[Records contained in a dataset]
********************

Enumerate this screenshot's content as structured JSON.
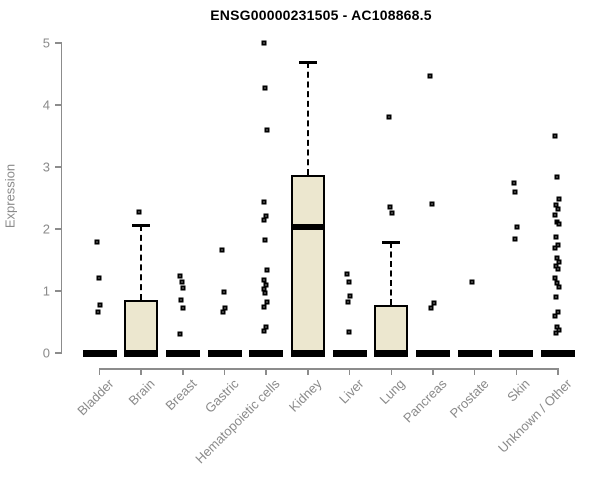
{
  "title": "ENSG00000231505 - AC108868.5",
  "colors": {
    "axis": "#8c8c8c",
    "muted_text": "#8a8a8a",
    "box_fill": "#ece7cf",
    "data": "#000000",
    "background": "#ffffff"
  },
  "chart_data": {
    "type": "boxplot",
    "title": "ENSG00000231505 - AC108868.5",
    "xlabel": "",
    "ylabel": "Expression",
    "ylim": [
      0,
      5
    ],
    "yticks": [
      0,
      1,
      2,
      3,
      4,
      5
    ],
    "grid": false,
    "legend": "none",
    "categories": [
      "Bladder",
      "Brain",
      "Breast",
      "Gastric",
      "Hematopoietic cells",
      "Kidney",
      "Liver",
      "Lung",
      "Pancreas",
      "Prostate",
      "Skin",
      "Unknown / Other"
    ],
    "series": [
      {
        "name": "Bladder",
        "q1": 0,
        "median": 0,
        "q3": 0,
        "whisker_low": 0,
        "whisker_high": 0,
        "outliers": [
          1.79,
          1.21,
          0.77,
          0.66
        ]
      },
      {
        "name": "Brain",
        "q1": 0,
        "median": 0,
        "q3": 0.85,
        "whisker_low": 0,
        "whisker_high": 2.06,
        "outliers": [
          2.28
        ]
      },
      {
        "name": "Breast",
        "q1": 0,
        "median": 0,
        "q3": 0,
        "whisker_low": 0,
        "whisker_high": 0,
        "outliers": [
          1.24,
          1.15,
          1.05,
          0.85,
          0.72,
          0.3
        ]
      },
      {
        "name": "Gastric",
        "q1": 0,
        "median": 0,
        "q3": 0,
        "whisker_low": 0,
        "whisker_high": 0,
        "outliers": [
          1.66,
          0.98,
          0.72,
          0.66
        ]
      },
      {
        "name": "Hematopoietic cells",
        "q1": 0,
        "median": 0,
        "q3": 0,
        "whisker_low": 0,
        "whisker_high": 0,
        "outliers": [
          5.0,
          4.27,
          3.6,
          2.44,
          2.21,
          2.15,
          1.82,
          1.34,
          1.18,
          1.1,
          1.03,
          0.96,
          0.83,
          0.75,
          0.42,
          0.35
        ]
      },
      {
        "name": "Kidney",
        "q1": 0,
        "median": 2.03,
        "q3": 2.87,
        "whisker_low": 0,
        "whisker_high": 4.69,
        "outliers": []
      },
      {
        "name": "Liver",
        "q1": 0,
        "median": 0,
        "q3": 0,
        "whisker_low": 0,
        "whisker_high": 0,
        "outliers": [
          1.27,
          1.15,
          0.92,
          0.83,
          0.34
        ]
      },
      {
        "name": "Lung",
        "q1": 0,
        "median": 0,
        "q3": 0.78,
        "whisker_low": 0,
        "whisker_high": 1.79,
        "outliers": [
          3.81,
          2.35,
          2.26
        ]
      },
      {
        "name": "Pancreas",
        "q1": 0,
        "median": 0,
        "q3": 0,
        "whisker_low": 0,
        "whisker_high": 0,
        "outliers": [
          4.47,
          2.4,
          0.81,
          0.73
        ]
      },
      {
        "name": "Prostate",
        "q1": 0,
        "median": 0,
        "q3": 0,
        "whisker_low": 0,
        "whisker_high": 0,
        "outliers": [
          1.15
        ]
      },
      {
        "name": "Skin",
        "q1": 0,
        "median": 0,
        "q3": 0,
        "whisker_low": 0,
        "whisker_high": 0,
        "outliers": [
          2.74,
          2.6,
          2.03,
          1.84
        ]
      },
      {
        "name": "Unknown / Other",
        "q1": 0,
        "median": 0,
        "q3": 0,
        "whisker_low": 0,
        "whisker_high": 0,
        "outliers": [
          3.5,
          2.84,
          2.48,
          2.38,
          2.33,
          2.23,
          2.12,
          2.08,
          1.87,
          1.74,
          1.69,
          1.53,
          1.46,
          1.4,
          1.35,
          1.21,
          1.13,
          1.06,
          0.9,
          0.66,
          0.6,
          0.42,
          0.37,
          0.32
        ]
      }
    ]
  }
}
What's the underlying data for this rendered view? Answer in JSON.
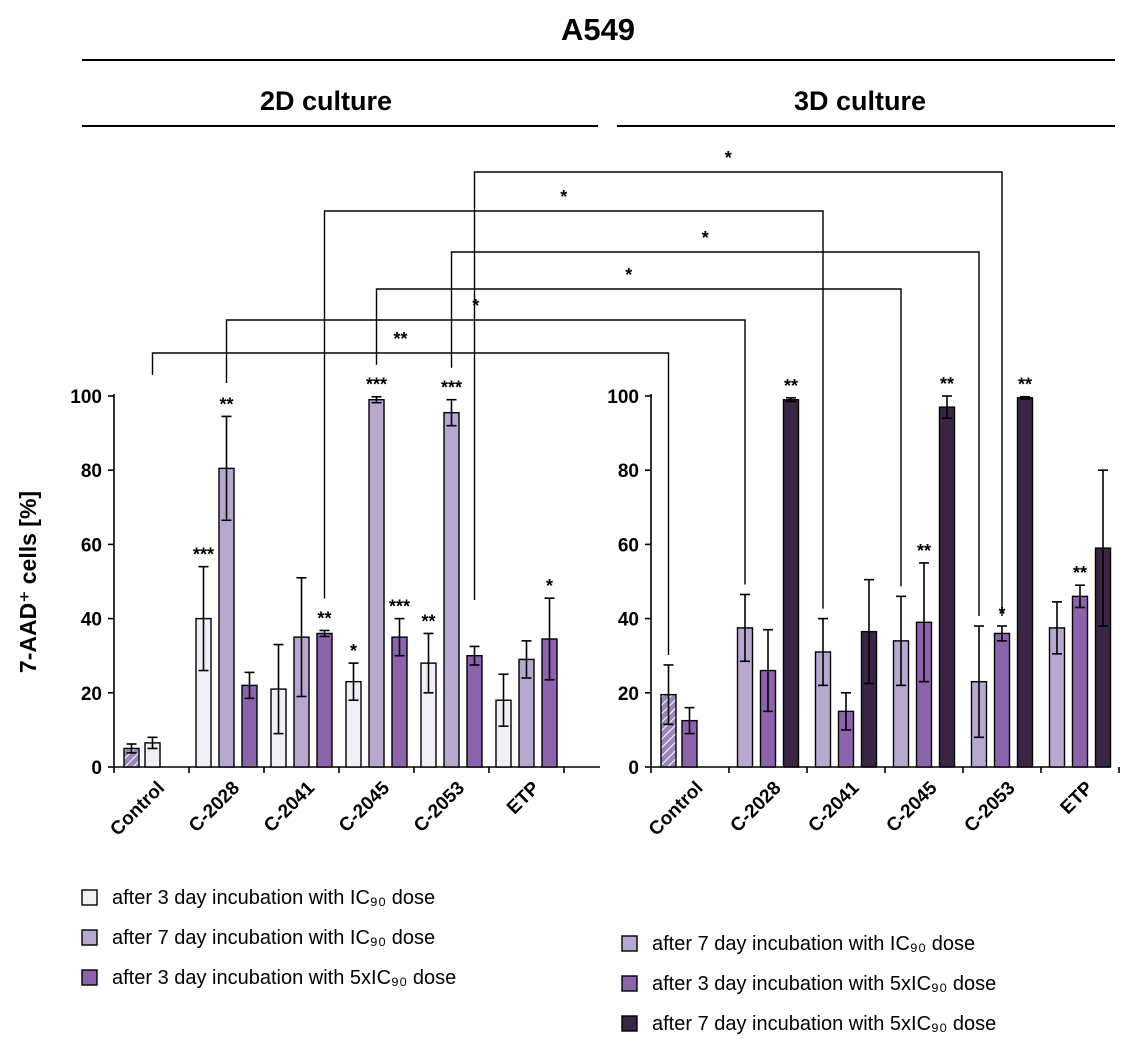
{
  "figure": {
    "title": "A549",
    "panels": [
      "2D culture",
      "3D culture"
    ]
  },
  "colors": {
    "ic90_3d": "#f1eef6",
    "ic90_7d": "#b7a8cf",
    "x5_3d": "#8c63ad",
    "x5_7d": "#3a2545",
    "control_3d_fill": "#9a86ba"
  },
  "chart_data": [
    {
      "type": "bar",
      "panel": "2D culture",
      "ylabel": "7-AAD⁺ cells [%]",
      "ylim": [
        0,
        100
      ],
      "yticks": [
        "0",
        "20",
        "40",
        "60",
        "80",
        "100"
      ],
      "categories": [
        "Control",
        "C-2028",
        "C-2041",
        "C-2045",
        "C-2053",
        "ETP"
      ],
      "series": [
        {
          "name": "after 3 day incubation with IC₉₀ dose",
          "values": [
            null,
            40,
            21,
            23,
            28,
            18
          ],
          "errors": [
            null,
            14,
            12,
            5,
            8,
            7
          ]
        },
        {
          "name": "after 7 day incubation with IC₉₀ dose",
          "values": [
            null,
            80.5,
            35,
            99,
            95.5,
            29
          ],
          "errors": [
            null,
            14,
            16,
            0.8,
            3.5,
            5
          ]
        },
        {
          "name": "after 3 day incubation with 5xIC₉₀ dose",
          "values": [
            null,
            22,
            36,
            35,
            30,
            34.5
          ],
          "errors": [
            null,
            3.5,
            0.8,
            5,
            2.5,
            11
          ]
        }
      ],
      "control_bars": [
        {
          "value": 5,
          "error": 1.2
        },
        {
          "value": 6.5,
          "error": 1.5
        }
      ],
      "significance": [
        {
          "category": "C-2028",
          "series": 0,
          "label": "***"
        },
        {
          "category": "C-2028",
          "series": 1,
          "label": "**"
        },
        {
          "category": "C-2041",
          "series": 2,
          "label": "**"
        },
        {
          "category": "C-2045",
          "series": 0,
          "label": "*"
        },
        {
          "category": "C-2045",
          "series": 1,
          "label": "***"
        },
        {
          "category": "C-2045",
          "series": 2,
          "label": "***"
        },
        {
          "category": "C-2053",
          "series": 0,
          "label": "**"
        },
        {
          "category": "C-2053",
          "series": 1,
          "label": "***"
        },
        {
          "category": "ETP",
          "series": 2,
          "label": "*"
        }
      ],
      "legend": [
        "after 3 day incubation with IC₉₀ dose",
        "after 7 day incubation with IC₉₀ dose",
        "after 3 day incubation with 5xIC₉₀ dose"
      ]
    },
    {
      "type": "bar",
      "panel": "3D culture",
      "ylim": [
        0,
        100
      ],
      "yticks": [
        "0",
        "20",
        "40",
        "60",
        "80",
        "100"
      ],
      "categories": [
        "Control",
        "C-2028",
        "C-2041",
        "C-2045",
        "C-2053",
        "ETP"
      ],
      "series": [
        {
          "name": "after 7 day incubation with IC₉₀ dose",
          "values": [
            null,
            37.5,
            31,
            34,
            23,
            37.5
          ],
          "errors": [
            null,
            9,
            9,
            12,
            15,
            7
          ]
        },
        {
          "name": "after 3 day incubation with 5xIC₉₀ dose",
          "values": [
            null,
            26,
            15,
            39,
            36,
            46
          ],
          "errors": [
            null,
            11,
            5,
            16,
            2,
            3
          ]
        },
        {
          "name": "after 7 day incubation with 5xIC₉₀ dose",
          "values": [
            null,
            99,
            36.5,
            97,
            99.5,
            59
          ],
          "errors": [
            null,
            0.5,
            14,
            3,
            0.3,
            21
          ]
        }
      ],
      "control_bars": [
        {
          "value": 19.5,
          "error": 8
        },
        {
          "value": 12.5,
          "error": 3.5
        }
      ],
      "significance": [
        {
          "category": "C-2028",
          "series": 2,
          "label": "**"
        },
        {
          "category": "C-2045",
          "series": 1,
          "label": "**"
        },
        {
          "category": "C-2045",
          "series": 2,
          "label": "**"
        },
        {
          "category": "C-2053",
          "series": 1,
          "label": "*"
        },
        {
          "category": "C-2053",
          "series": 2,
          "label": "**"
        },
        {
          "category": "ETP",
          "series": 1,
          "label": "**"
        }
      ],
      "legend": [
        "after 7 day incubation with IC₉₀ dose",
        "after 3 day incubation with 5xIC₉₀ dose",
        "after 7 day incubation with 5xIC₉₀ dose"
      ]
    }
  ],
  "comparisons": [
    {
      "label": "**",
      "from": {
        "panel": 0,
        "category": "Control",
        "bar": 1
      },
      "to": {
        "panel": 1,
        "category": "Control",
        "bar": 0
      }
    },
    {
      "label": "*",
      "from": {
        "panel": 0,
        "category": "C-2028",
        "bar": 1
      },
      "to": {
        "panel": 1,
        "category": "C-2028",
        "bar": 0
      }
    },
    {
      "label": "*",
      "from": {
        "panel": 0,
        "category": "C-2045",
        "bar": 1
      },
      "to": {
        "panel": 1,
        "category": "C-2045",
        "bar": 0
      }
    },
    {
      "label": "*",
      "from": {
        "panel": 0,
        "category": "C-2053",
        "bar": 1
      },
      "to": {
        "panel": 1,
        "category": "C-2053",
        "bar": 0
      }
    },
    {
      "label": "*",
      "from": {
        "panel": 0,
        "category": "C-2041",
        "bar": 2
      },
      "to": {
        "panel": 1,
        "category": "C-2041",
        "bar": 0
      }
    },
    {
      "label": "*",
      "from": {
        "panel": 0,
        "category": "C-2053",
        "bar": 2
      },
      "to": {
        "panel": 1,
        "category": "C-2053",
        "bar": 1
      }
    }
  ]
}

********************

Problem requirements –
Lines containing the word "this" are to be located in the entries and copied.

Response below –
Enumerate this screenshot's content as structured JSON.
What's the underlying data for this rendered view? Answer in JSON.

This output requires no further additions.